◆ **EXTRACTED RECORDS**
****
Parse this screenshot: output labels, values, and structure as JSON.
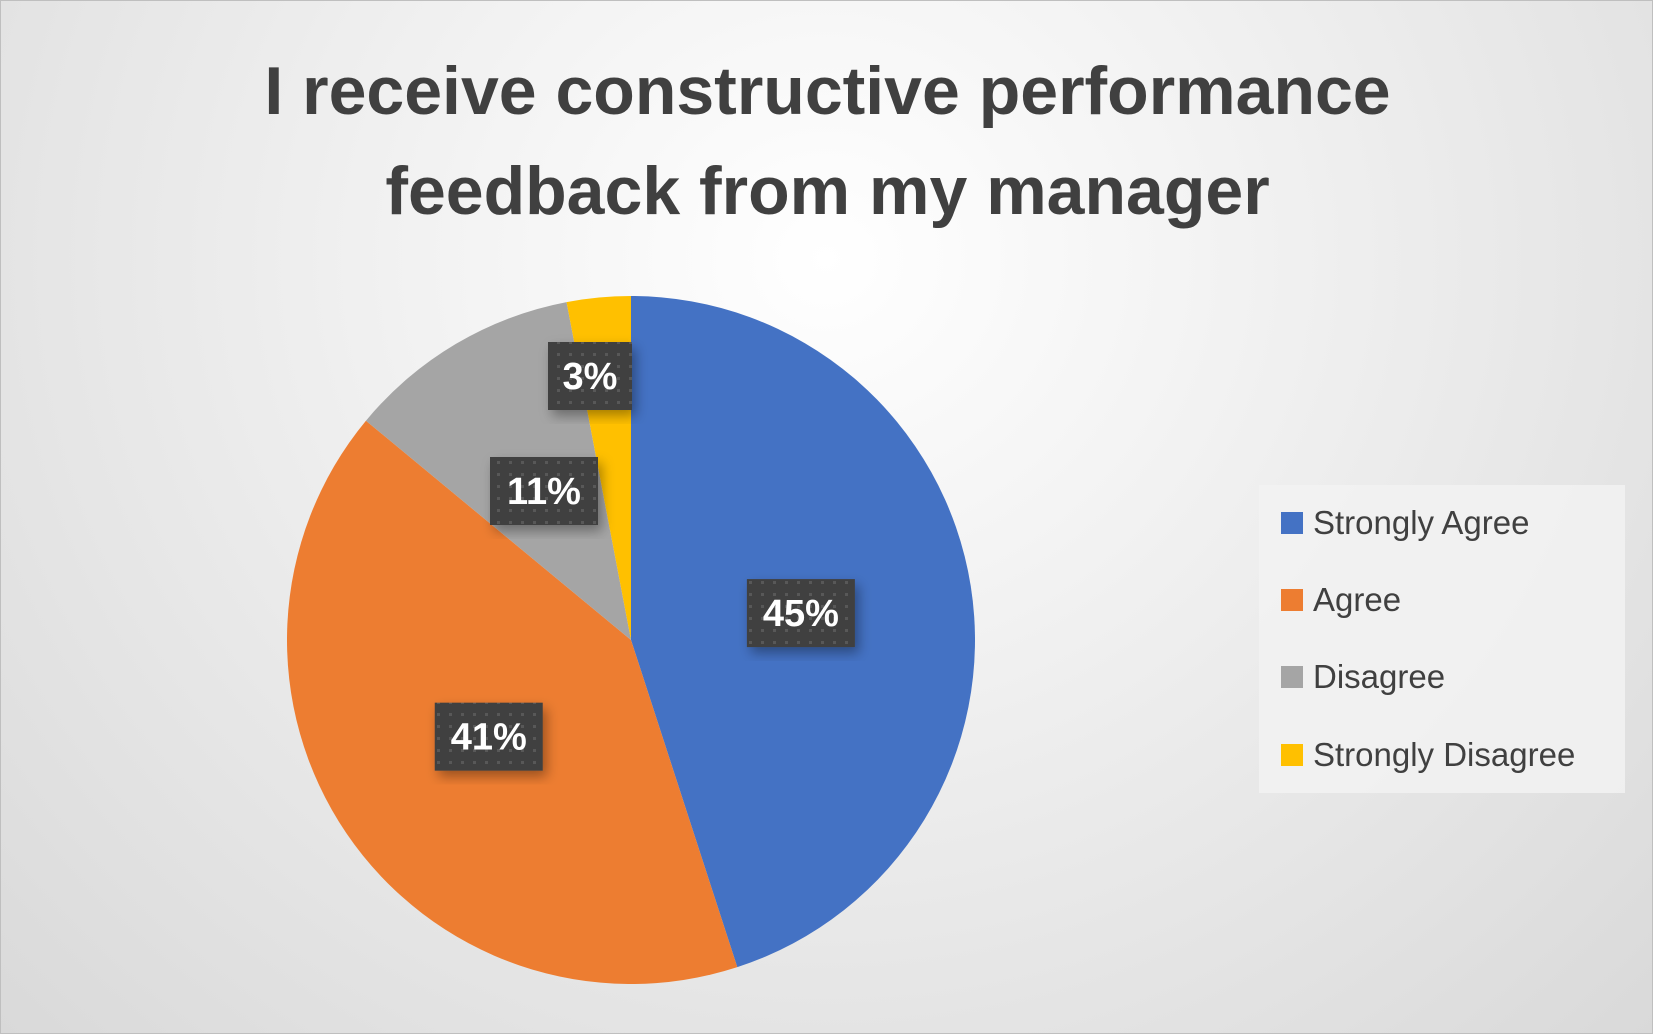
{
  "chart_data": {
    "type": "pie",
    "title": "I receive constructive performance feedback from my manager",
    "title_lines": [
      "I receive constructive performance",
      "feedback from my manager"
    ],
    "categories": [
      "Strongly Agree",
      "Agree",
      "Disagree",
      "Strongly Disagree"
    ],
    "values": [
      45,
      41,
      11,
      3
    ],
    "data_labels": [
      "45%",
      "41%",
      "11%",
      "3%"
    ],
    "colors": [
      "#4472C4",
      "#ED7D31",
      "#A5A5A5",
      "#FFC000"
    ],
    "start_angle_deg": 0,
    "direction": "clockwise",
    "legend_position": "right"
  }
}
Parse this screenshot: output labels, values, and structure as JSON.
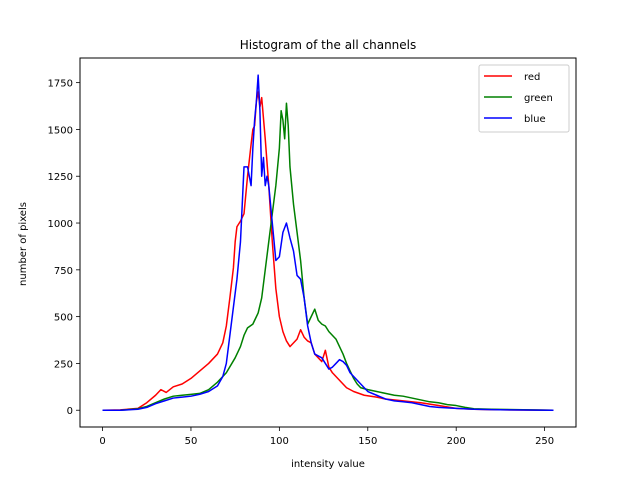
{
  "chart_data": {
    "type": "line",
    "title": "Histogram of the all channels",
    "xlabel": "intensity value",
    "ylabel": "number of pixels",
    "xlim": [
      -12.75,
      267.75
    ],
    "ylim": [
      -89.6,
      1881.6
    ],
    "xticks": [
      0,
      50,
      100,
      150,
      200,
      250
    ],
    "yticks": [
      0,
      250,
      500,
      750,
      1000,
      1250,
      1500,
      1750
    ],
    "grid": false,
    "legend_position": "top-right",
    "series": [
      {
        "name": "red",
        "color": "#ff0000",
        "points": [
          [
            0,
            0
          ],
          [
            10,
            2
          ],
          [
            20,
            10
          ],
          [
            25,
            40
          ],
          [
            30,
            80
          ],
          [
            33,
            110
          ],
          [
            36,
            95
          ],
          [
            40,
            125
          ],
          [
            45,
            140
          ],
          [
            50,
            170
          ],
          [
            55,
            210
          ],
          [
            60,
            250
          ],
          [
            65,
            300
          ],
          [
            68,
            360
          ],
          [
            70,
            450
          ],
          [
            72,
            600
          ],
          [
            74,
            760
          ],
          [
            75,
            900
          ],
          [
            76,
            980
          ],
          [
            78,
            1010
          ],
          [
            80,
            1050
          ],
          [
            82,
            1250
          ],
          [
            84,
            1420
          ],
          [
            85,
            1500
          ],
          [
            86,
            1520
          ],
          [
            87,
            1650
          ],
          [
            88,
            1700
          ],
          [
            89,
            1620
          ],
          [
            90,
            1670
          ],
          [
            92,
            1450
          ],
          [
            94,
            1200
          ],
          [
            96,
            900
          ],
          [
            98,
            650
          ],
          [
            100,
            500
          ],
          [
            102,
            420
          ],
          [
            104,
            370
          ],
          [
            106,
            340
          ],
          [
            108,
            360
          ],
          [
            110,
            380
          ],
          [
            112,
            430
          ],
          [
            114,
            390
          ],
          [
            116,
            370
          ],
          [
            118,
            360
          ],
          [
            120,
            300
          ],
          [
            122,
            280
          ],
          [
            124,
            260
          ],
          [
            126,
            320
          ],
          [
            128,
            230
          ],
          [
            130,
            200
          ],
          [
            134,
            160
          ],
          [
            138,
            120
          ],
          [
            142,
            100
          ],
          [
            148,
            80
          ],
          [
            155,
            70
          ],
          [
            160,
            60
          ],
          [
            170,
            50
          ],
          [
            180,
            40
          ],
          [
            190,
            25
          ],
          [
            200,
            10
          ],
          [
            210,
            5
          ],
          [
            220,
            3
          ],
          [
            255,
            0
          ]
        ]
      },
      {
        "name": "green",
        "color": "#008000",
        "points": [
          [
            0,
            0
          ],
          [
            10,
            0
          ],
          [
            20,
            8
          ],
          [
            25,
            20
          ],
          [
            30,
            40
          ],
          [
            35,
            60
          ],
          [
            40,
            75
          ],
          [
            45,
            80
          ],
          [
            50,
            85
          ],
          [
            55,
            90
          ],
          [
            60,
            110
          ],
          [
            65,
            150
          ],
          [
            70,
            200
          ],
          [
            75,
            280
          ],
          [
            78,
            340
          ],
          [
            80,
            400
          ],
          [
            82,
            440
          ],
          [
            85,
            460
          ],
          [
            88,
            520
          ],
          [
            90,
            600
          ],
          [
            92,
            750
          ],
          [
            94,
            900
          ],
          [
            96,
            1050
          ],
          [
            98,
            1200
          ],
          [
            100,
            1400
          ],
          [
            101,
            1600
          ],
          [
            102,
            1550
          ],
          [
            103,
            1450
          ],
          [
            104,
            1640
          ],
          [
            105,
            1520
          ],
          [
            106,
            1300
          ],
          [
            108,
            1100
          ],
          [
            110,
            950
          ],
          [
            112,
            800
          ],
          [
            114,
            600
          ],
          [
            116,
            460
          ],
          [
            118,
            500
          ],
          [
            120,
            540
          ],
          [
            122,
            480
          ],
          [
            124,
            460
          ],
          [
            126,
            450
          ],
          [
            128,
            420
          ],
          [
            130,
            400
          ],
          [
            132,
            380
          ],
          [
            134,
            340
          ],
          [
            136,
            300
          ],
          [
            138,
            250
          ],
          [
            140,
            210
          ],
          [
            142,
            170
          ],
          [
            144,
            140
          ],
          [
            146,
            120
          ],
          [
            150,
            110
          ],
          [
            155,
            100
          ],
          [
            160,
            90
          ],
          [
            165,
            80
          ],
          [
            170,
            75
          ],
          [
            175,
            65
          ],
          [
            180,
            55
          ],
          [
            185,
            45
          ],
          [
            190,
            40
          ],
          [
            195,
            30
          ],
          [
            200,
            25
          ],
          [
            205,
            15
          ],
          [
            210,
            8
          ],
          [
            220,
            5
          ],
          [
            255,
            0
          ]
        ]
      },
      {
        "name": "blue",
        "color": "#0000ff",
        "points": [
          [
            0,
            0
          ],
          [
            10,
            0
          ],
          [
            20,
            5
          ],
          [
            25,
            15
          ],
          [
            30,
            35
          ],
          [
            35,
            50
          ],
          [
            40,
            65
          ],
          [
            45,
            70
          ],
          [
            50,
            75
          ],
          [
            55,
            85
          ],
          [
            60,
            100
          ],
          [
            65,
            130
          ],
          [
            68,
            180
          ],
          [
            70,
            250
          ],
          [
            72,
            400
          ],
          [
            74,
            550
          ],
          [
            76,
            700
          ],
          [
            78,
            900
          ],
          [
            79,
            1100
          ],
          [
            80,
            1300
          ],
          [
            82,
            1300
          ],
          [
            84,
            1200
          ],
          [
            85,
            1400
          ],
          [
            86,
            1550
          ],
          [
            87,
            1650
          ],
          [
            88,
            1790
          ],
          [
            89,
            1600
          ],
          [
            90,
            1250
          ],
          [
            91,
            1350
          ],
          [
            92,
            1200
          ],
          [
            93,
            1250
          ],
          [
            94,
            1200
          ],
          [
            96,
            1000
          ],
          [
            97,
            900
          ],
          [
            98,
            800
          ],
          [
            100,
            820
          ],
          [
            102,
            950
          ],
          [
            104,
            1000
          ],
          [
            106,
            920
          ],
          [
            108,
            850
          ],
          [
            110,
            720
          ],
          [
            112,
            700
          ],
          [
            114,
            600
          ],
          [
            116,
            450
          ],
          [
            118,
            360
          ],
          [
            120,
            300
          ],
          [
            122,
            290
          ],
          [
            124,
            280
          ],
          [
            126,
            250
          ],
          [
            128,
            220
          ],
          [
            130,
            230
          ],
          [
            132,
            250
          ],
          [
            134,
            270
          ],
          [
            136,
            260
          ],
          [
            138,
            240
          ],
          [
            140,
            200
          ],
          [
            142,
            180
          ],
          [
            144,
            160
          ],
          [
            146,
            140
          ],
          [
            148,
            120
          ],
          [
            150,
            100
          ],
          [
            155,
            80
          ],
          [
            160,
            60
          ],
          [
            165,
            50
          ],
          [
            170,
            45
          ],
          [
            175,
            40
          ],
          [
            180,
            30
          ],
          [
            185,
            20
          ],
          [
            190,
            15
          ],
          [
            200,
            10
          ],
          [
            210,
            5
          ],
          [
            220,
            3
          ],
          [
            255,
            0
          ]
        ]
      }
    ]
  }
}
****
Of the lines in the listing above, how many hold the string "feedback"? Reply with the number only.

2